=== Problem to solve ===
Reproduce the material in full, unchanged.

=== Records supplied ===
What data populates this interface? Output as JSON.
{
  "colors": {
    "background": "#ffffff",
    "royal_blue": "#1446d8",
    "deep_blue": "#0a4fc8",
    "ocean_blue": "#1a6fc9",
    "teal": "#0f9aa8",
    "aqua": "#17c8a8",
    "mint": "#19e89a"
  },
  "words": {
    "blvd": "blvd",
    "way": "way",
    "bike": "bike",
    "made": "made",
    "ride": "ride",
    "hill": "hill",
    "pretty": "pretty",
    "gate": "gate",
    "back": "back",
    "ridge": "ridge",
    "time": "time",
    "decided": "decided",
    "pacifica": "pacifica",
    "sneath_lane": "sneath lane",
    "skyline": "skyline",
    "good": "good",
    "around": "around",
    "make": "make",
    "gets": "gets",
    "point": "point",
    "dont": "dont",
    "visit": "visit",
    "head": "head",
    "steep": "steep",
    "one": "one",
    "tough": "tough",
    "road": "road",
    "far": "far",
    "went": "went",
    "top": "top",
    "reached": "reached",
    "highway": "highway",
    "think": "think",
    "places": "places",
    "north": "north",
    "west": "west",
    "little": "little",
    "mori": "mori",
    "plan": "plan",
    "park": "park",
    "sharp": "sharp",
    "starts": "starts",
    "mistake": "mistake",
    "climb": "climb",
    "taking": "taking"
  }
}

=== Task result ===
What data populates this interface? Output as JSON.
{
  "colors": {
    "background": "#ffffff",
    "royal_blue": "#1446d8",
    "deep_blue": "#0a4fc8",
    "ocean_blue": "#1a6fc9",
    "teal": "#0f9aa8",
    "aqua": "#17c8a8",
    "mint": "#19e89a"
  },
  "words": {
    "blvd": "blvd",
    "way": "way",
    "bike": "bike",
    "made": "made",
    "ride": "ride",
    "hill": "hill",
    "pretty": "pretty",
    "gate": "gate",
    "back": "back",
    "ridge": "ridge",
    "time": "time",
    "decided": "decided",
    "pacifica": "pacifica",
    "sneath_lane": "sneath lane",
    "skyline": "skyline",
    "good": "good",
    "around": "around",
    "make": "make",
    "gets": "gets",
    "point": "point",
    "dont": "dont",
    "visit": "visit",
    "head": "head",
    "steep": "steep",
    "one": "one",
    "tough": "tough",
    "road": "road",
    "far": "far",
    "went": "went",
    "top": "top",
    "reached": "reached",
    "highway": "highway",
    "think": "think",
    "places": "places",
    "north": "north",
    "west": "west",
    "little": "little",
    "mori": "mori",
    "plan": "plan",
    "park": "park",
    "sharp": "sharp",
    "starts": "starts",
    "mistake": "mistake",
    "climb": "climb",
    "taking": "taking"
  }
}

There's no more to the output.